> **Given problem**: Present the stretch of the listing from its start through the line containing "- close-icon[interactable]: ✕: [750, 250, 770, 278]" as a numbered list, leaving out blank lines.

......

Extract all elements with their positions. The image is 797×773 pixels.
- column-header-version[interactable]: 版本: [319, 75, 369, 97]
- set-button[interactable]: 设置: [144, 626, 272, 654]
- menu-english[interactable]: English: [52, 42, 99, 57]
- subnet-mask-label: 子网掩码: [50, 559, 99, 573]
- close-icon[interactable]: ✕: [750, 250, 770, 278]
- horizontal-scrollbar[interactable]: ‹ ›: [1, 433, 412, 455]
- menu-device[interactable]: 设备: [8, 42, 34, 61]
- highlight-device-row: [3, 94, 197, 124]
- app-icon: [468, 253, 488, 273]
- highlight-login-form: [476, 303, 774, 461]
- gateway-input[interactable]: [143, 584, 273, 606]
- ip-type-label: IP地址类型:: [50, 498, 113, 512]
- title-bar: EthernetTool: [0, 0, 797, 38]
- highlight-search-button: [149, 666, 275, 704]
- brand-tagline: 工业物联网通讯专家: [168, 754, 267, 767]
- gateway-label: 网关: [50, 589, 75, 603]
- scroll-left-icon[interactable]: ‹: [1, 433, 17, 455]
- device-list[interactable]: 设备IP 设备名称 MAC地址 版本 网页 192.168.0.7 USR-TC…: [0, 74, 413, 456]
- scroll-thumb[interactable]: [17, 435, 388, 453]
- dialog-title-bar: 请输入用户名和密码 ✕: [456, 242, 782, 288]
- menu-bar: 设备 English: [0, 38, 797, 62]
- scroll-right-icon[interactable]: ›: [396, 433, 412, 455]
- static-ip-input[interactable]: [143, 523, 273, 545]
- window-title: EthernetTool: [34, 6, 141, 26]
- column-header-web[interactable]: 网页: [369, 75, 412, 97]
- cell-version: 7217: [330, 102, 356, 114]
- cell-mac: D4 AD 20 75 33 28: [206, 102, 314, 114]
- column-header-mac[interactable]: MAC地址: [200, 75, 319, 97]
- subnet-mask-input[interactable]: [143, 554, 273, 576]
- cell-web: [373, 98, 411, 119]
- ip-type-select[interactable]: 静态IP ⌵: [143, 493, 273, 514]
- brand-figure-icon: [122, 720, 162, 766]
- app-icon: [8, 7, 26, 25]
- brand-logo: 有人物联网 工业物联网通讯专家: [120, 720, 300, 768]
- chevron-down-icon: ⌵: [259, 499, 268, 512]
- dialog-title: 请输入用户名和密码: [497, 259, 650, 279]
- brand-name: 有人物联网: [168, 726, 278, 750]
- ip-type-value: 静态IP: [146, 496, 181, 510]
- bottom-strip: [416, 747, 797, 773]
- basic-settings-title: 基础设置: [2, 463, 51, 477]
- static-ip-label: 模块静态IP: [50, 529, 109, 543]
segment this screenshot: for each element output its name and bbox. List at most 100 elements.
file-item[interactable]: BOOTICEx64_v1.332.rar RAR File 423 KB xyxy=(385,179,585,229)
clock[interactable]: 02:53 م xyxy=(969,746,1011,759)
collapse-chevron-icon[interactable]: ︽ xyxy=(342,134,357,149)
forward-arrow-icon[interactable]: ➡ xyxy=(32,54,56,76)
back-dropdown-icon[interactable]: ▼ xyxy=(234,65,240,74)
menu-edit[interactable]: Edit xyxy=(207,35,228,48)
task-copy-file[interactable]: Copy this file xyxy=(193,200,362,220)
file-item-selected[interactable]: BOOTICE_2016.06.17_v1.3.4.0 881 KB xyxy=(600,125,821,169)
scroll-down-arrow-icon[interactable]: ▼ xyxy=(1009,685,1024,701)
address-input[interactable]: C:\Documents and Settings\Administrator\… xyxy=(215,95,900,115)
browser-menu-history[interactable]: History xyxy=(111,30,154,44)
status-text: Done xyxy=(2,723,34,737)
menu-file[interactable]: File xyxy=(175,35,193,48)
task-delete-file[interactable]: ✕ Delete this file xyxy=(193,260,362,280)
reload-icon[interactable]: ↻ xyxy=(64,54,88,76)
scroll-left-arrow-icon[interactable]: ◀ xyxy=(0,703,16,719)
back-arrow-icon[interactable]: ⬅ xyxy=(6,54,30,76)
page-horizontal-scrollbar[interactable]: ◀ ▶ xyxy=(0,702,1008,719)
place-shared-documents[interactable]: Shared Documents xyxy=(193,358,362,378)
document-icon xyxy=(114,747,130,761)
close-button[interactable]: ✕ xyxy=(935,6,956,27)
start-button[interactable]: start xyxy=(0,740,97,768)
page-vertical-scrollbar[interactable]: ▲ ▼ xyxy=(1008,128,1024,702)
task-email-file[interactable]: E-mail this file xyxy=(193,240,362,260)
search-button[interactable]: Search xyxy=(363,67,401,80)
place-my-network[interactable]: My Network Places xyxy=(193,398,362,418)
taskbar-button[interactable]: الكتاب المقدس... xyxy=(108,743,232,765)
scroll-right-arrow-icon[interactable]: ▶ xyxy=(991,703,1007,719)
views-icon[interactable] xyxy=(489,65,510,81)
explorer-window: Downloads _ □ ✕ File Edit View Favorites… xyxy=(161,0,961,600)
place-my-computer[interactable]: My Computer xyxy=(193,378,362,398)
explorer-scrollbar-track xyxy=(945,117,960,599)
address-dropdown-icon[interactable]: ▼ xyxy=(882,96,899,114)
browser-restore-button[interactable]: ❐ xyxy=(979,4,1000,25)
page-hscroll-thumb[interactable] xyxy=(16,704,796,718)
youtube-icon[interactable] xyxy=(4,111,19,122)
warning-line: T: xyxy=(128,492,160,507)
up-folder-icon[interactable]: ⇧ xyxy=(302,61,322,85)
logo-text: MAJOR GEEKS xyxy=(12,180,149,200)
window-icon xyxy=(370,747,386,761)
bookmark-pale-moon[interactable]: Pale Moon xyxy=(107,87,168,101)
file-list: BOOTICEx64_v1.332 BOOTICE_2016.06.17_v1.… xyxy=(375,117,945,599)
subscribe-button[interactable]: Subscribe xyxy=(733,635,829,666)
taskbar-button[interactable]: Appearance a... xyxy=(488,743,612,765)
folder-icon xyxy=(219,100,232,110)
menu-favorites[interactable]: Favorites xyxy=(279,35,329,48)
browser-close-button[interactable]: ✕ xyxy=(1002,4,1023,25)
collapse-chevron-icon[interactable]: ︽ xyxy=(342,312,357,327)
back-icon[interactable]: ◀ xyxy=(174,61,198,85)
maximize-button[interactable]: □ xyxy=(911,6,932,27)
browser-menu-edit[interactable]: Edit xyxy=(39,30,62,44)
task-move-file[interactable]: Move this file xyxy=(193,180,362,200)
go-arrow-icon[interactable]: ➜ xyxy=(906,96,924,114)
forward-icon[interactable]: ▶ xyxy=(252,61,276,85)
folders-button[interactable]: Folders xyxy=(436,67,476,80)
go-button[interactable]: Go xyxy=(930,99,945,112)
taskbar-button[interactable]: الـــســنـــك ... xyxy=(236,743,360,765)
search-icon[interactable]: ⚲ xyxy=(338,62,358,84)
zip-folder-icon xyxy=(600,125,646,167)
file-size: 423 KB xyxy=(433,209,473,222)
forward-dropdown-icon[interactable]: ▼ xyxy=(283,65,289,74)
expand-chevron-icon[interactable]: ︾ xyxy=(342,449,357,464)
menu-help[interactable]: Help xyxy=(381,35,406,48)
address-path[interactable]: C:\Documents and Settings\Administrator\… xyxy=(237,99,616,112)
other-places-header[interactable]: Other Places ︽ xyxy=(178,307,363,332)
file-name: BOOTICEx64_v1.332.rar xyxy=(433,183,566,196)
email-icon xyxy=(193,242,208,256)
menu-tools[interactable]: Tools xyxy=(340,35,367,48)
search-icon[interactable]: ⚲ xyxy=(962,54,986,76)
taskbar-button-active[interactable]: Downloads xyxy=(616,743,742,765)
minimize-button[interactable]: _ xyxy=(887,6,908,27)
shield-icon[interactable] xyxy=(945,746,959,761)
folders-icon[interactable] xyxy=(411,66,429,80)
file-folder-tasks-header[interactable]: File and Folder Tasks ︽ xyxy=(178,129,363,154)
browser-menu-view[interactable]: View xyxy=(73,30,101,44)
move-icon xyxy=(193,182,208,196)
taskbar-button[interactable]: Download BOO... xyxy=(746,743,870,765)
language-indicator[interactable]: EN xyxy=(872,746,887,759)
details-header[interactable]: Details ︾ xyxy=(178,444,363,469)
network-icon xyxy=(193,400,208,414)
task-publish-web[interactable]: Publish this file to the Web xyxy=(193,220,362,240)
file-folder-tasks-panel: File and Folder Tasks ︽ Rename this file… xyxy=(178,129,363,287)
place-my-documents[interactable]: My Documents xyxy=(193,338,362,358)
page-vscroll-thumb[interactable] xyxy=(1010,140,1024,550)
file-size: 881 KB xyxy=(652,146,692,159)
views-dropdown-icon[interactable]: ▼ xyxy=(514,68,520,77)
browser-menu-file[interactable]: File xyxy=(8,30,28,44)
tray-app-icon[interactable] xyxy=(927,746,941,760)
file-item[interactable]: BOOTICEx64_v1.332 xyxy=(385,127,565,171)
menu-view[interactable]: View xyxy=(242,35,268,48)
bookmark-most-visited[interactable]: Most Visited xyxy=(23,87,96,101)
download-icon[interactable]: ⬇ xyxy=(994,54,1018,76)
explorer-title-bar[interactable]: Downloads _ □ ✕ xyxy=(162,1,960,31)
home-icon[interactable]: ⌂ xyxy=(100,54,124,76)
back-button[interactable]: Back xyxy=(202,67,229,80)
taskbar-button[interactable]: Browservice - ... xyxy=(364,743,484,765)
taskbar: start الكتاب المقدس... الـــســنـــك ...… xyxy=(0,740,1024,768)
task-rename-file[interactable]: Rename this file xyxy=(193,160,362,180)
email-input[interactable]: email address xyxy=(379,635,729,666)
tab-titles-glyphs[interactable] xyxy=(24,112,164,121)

......

> **Answer to the exercise**:
1. Extract all elements with their positions. The image is 797×773 pixels.
2. - column-header-version[interactable]: 版本: [319, 75, 369, 97]
3. - set-button[interactable]: 设置: [144, 626, 272, 654]
4. - menu-english[interactable]: English: [52, 42, 99, 57]
5. - subnet-mask-label: 子网掩码: [50, 559, 99, 573]
6. - close-icon[interactable]: ✕: [750, 250, 770, 278]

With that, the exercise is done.